Check each line for the word "dias" and report how many have it. Give nothing else.

##### Items #####

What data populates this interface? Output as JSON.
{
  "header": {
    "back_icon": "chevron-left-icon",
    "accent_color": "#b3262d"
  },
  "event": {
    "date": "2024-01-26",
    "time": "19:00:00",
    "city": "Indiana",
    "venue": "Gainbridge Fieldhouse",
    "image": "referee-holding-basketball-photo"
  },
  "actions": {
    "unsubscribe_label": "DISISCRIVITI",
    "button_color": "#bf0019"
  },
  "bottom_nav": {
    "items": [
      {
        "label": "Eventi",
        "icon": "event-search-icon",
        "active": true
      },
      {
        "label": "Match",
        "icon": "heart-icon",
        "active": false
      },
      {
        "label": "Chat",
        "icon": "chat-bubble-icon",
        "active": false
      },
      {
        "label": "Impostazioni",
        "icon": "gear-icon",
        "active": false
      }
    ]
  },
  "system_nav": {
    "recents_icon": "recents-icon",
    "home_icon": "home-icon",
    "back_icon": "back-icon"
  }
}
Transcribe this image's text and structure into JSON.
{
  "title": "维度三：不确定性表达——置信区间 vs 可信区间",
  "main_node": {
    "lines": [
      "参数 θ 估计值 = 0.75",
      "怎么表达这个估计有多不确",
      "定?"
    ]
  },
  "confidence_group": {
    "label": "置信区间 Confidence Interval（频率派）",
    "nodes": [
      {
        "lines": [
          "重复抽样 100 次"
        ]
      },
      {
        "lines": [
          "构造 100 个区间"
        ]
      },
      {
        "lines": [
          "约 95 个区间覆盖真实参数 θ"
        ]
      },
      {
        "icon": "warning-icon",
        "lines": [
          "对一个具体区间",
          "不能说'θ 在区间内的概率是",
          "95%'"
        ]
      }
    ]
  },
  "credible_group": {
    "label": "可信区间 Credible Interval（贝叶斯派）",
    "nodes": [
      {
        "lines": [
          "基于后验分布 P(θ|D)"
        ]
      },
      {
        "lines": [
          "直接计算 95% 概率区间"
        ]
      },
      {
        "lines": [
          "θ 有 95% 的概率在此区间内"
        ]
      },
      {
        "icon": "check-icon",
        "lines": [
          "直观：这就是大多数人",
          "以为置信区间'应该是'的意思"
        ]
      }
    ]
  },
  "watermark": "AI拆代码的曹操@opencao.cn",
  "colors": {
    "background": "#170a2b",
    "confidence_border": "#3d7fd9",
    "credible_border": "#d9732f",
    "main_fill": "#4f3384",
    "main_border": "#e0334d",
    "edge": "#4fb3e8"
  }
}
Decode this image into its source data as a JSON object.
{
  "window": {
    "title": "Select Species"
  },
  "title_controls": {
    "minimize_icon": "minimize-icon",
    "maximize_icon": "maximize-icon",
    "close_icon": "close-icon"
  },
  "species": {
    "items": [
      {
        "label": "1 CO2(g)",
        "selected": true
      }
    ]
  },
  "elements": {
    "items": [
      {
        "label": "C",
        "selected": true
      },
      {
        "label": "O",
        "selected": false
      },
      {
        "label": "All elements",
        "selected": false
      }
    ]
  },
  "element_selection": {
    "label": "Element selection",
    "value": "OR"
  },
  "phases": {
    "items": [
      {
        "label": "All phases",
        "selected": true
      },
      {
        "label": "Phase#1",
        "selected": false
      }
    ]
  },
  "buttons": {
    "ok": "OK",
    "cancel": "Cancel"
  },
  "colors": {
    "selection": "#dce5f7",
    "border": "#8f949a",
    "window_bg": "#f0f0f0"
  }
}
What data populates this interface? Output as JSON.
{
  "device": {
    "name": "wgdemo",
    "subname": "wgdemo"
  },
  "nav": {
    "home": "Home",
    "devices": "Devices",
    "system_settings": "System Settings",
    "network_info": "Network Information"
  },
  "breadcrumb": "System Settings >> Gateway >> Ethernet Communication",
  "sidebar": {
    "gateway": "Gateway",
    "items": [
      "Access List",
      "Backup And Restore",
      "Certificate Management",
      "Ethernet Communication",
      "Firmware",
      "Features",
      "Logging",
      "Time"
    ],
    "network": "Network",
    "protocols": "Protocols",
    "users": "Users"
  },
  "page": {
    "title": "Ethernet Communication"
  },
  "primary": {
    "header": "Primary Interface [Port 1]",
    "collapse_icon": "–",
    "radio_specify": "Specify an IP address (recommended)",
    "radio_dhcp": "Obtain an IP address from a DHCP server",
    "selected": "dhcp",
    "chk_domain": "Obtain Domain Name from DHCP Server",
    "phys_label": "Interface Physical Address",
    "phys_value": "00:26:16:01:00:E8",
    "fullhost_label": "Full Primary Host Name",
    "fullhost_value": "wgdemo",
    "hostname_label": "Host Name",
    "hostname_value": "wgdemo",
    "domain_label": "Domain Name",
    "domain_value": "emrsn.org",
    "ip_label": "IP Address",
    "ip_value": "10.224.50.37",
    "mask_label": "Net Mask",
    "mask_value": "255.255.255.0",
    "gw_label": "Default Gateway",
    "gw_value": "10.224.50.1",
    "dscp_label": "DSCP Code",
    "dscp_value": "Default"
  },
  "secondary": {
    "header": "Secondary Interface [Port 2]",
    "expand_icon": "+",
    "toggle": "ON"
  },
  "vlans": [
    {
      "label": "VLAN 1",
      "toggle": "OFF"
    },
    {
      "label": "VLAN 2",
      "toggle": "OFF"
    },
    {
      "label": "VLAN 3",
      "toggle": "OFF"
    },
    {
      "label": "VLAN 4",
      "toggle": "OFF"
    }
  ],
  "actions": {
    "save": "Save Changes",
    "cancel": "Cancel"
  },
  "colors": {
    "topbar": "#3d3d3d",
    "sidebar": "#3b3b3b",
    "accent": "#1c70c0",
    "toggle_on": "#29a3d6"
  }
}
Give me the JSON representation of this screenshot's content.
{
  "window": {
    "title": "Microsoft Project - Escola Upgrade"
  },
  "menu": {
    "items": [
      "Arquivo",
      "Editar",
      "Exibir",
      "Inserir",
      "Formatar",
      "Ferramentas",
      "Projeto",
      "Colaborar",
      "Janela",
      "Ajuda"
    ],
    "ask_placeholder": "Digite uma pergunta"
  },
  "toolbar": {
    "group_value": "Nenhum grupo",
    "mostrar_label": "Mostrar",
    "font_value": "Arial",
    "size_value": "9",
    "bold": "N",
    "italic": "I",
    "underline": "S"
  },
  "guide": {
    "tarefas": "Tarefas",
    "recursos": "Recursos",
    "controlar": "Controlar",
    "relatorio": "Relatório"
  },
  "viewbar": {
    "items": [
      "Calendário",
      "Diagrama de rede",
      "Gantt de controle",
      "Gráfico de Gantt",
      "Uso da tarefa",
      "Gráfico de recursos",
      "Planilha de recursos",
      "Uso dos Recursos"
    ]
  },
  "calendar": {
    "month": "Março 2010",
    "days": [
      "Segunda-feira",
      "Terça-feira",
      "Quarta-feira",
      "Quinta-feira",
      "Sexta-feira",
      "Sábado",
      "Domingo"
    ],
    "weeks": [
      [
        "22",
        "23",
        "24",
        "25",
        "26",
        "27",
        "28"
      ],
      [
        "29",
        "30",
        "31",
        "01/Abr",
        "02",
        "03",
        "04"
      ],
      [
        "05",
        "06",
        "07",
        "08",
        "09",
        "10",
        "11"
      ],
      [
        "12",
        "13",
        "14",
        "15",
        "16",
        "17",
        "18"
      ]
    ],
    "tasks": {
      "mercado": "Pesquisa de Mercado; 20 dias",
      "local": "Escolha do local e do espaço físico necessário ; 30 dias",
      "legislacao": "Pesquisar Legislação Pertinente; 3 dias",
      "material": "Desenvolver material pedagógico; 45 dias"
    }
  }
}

#####

→ **Right answer**:
4